**Consignes de l'exercice:**
1) Dans l'extrait sur les dépens et les frais irrépétibles, quelle somme doit être versée à la société Arsinvest 2 ?
2) Poursuivez l'extrait sur les dépens et les frais irrépétibles à la suite de sa dernière phrase.

**Extrait de page:**
★ ★ ★ ★
En l’espèce, Me [Y] [K] es qualité de liquidateur judiciaire de la société B&G DE NICO, la société BC INVESTISSEMENT et M. [Z] [O] qui succombent principalement, seront condamnés in solidum aux dépens de l’instance dont distraction au profit de Maître Marylin LEJEUNE.
Me [Y] [K] es qualité de liquidateur judiciaire de la société B&G DE NICO, la société BC INVESTISSEMENT et M. [Z] [O] seront par ailleurs condamnés in solidum à payer, au titre des dispositions de l’article 700 du code de procédure civile, la somme de 3 000 euros à la société De l’Intendance et la somme de 3 000 euros à la société JMP Expansion.
Me [Y] [K] es qualité de liquidateur judiciaire de la société B&G DE NICO et la société BC INVESTISSEMENT seront condamnés par ailleurs in solidum à payer à la société Arsinvest 2 la somme de 3 000 euros au titre des frais irrépétibles.
★ ★ ★ ★
**Données structurées d'analyse de page:**
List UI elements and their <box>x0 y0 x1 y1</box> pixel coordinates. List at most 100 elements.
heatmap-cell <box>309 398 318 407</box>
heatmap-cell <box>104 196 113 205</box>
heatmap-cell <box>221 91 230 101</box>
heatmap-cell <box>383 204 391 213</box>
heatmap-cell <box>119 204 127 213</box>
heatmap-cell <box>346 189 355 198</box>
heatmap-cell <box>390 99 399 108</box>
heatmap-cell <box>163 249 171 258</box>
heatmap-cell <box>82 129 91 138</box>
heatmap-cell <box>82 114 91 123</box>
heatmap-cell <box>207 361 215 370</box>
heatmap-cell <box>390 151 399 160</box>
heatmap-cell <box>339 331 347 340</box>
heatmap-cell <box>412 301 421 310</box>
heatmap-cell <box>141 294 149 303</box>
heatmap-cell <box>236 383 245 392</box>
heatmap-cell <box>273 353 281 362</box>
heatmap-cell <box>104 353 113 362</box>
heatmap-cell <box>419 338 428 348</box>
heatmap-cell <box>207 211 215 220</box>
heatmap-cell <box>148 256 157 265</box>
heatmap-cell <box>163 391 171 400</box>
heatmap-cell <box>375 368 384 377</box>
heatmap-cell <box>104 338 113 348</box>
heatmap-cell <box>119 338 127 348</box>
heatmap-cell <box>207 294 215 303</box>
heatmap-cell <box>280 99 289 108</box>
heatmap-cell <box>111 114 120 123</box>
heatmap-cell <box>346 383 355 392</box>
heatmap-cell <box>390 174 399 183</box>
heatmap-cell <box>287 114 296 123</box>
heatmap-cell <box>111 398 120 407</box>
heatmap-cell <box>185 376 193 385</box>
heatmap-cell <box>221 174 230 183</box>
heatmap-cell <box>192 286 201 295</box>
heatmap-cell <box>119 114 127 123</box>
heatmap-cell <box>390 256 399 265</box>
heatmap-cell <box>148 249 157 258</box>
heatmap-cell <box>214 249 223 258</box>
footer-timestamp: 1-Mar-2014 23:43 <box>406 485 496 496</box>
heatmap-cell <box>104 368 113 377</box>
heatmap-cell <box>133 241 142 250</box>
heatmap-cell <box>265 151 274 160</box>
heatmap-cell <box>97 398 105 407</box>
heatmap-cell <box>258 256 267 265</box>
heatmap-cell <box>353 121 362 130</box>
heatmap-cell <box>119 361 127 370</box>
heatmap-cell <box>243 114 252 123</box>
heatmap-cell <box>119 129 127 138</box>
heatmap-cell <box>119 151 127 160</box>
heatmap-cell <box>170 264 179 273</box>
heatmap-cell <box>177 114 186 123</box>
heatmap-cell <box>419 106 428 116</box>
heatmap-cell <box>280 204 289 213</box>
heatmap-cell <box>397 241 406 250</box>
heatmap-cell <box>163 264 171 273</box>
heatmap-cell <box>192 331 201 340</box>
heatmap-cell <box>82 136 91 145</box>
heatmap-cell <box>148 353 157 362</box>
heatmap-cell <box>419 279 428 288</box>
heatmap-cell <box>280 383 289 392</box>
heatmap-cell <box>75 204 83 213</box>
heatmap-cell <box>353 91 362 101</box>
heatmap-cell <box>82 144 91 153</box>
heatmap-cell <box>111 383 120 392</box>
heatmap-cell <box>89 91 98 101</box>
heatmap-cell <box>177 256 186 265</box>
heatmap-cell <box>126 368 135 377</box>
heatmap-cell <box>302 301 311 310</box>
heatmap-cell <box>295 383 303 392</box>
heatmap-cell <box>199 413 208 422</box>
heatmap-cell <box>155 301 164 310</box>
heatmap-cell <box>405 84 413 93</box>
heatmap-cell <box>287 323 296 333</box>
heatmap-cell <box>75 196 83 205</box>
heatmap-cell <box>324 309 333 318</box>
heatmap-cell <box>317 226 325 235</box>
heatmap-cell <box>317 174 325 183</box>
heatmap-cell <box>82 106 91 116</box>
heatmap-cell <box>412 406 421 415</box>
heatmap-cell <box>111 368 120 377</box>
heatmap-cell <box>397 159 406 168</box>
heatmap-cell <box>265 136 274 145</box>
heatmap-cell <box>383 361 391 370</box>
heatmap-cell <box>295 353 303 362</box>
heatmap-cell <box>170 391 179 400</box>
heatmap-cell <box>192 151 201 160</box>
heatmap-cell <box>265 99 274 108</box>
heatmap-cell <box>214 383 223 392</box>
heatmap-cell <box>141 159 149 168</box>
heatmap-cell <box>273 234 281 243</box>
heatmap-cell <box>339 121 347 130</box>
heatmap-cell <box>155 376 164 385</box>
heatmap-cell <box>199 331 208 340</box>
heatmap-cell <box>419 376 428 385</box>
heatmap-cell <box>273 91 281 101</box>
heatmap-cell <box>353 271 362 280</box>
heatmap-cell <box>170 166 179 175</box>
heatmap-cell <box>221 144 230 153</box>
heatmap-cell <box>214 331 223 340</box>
★ ★ ★ ★
**Réponses par point:**
1) 3 000 euros.

2)
De même, la société De L’Intendance sera condamnée à verser à la société Arsinvest 2, la somme de 2 000 euros au titre des frais irrépétibles.
Les autres demandes formulées de ce chef seront rejetées.
SUR L’EXÉCUTION PROVISOIRE
Aux termes de l’article 514 du code de procédure civile, les décisions de première instance sont de droit exécutoires à titre provisoire à moins que la loi ou la décision rendue n’en dispose autrement.
L’article 514-1 du même code dispose notamment que le juge peut écarter l’exécution provisoire de droit, en tout ou partie, s’il estime qu’elle est incompatible avec la nature de l’affaire.
Il statue, d’office ou à la demande d’une partie, par décision spécialement motivée.
En l’espèce, aucune circonstance ne justifie d’écarter l’exécution provisoire qui est de droit.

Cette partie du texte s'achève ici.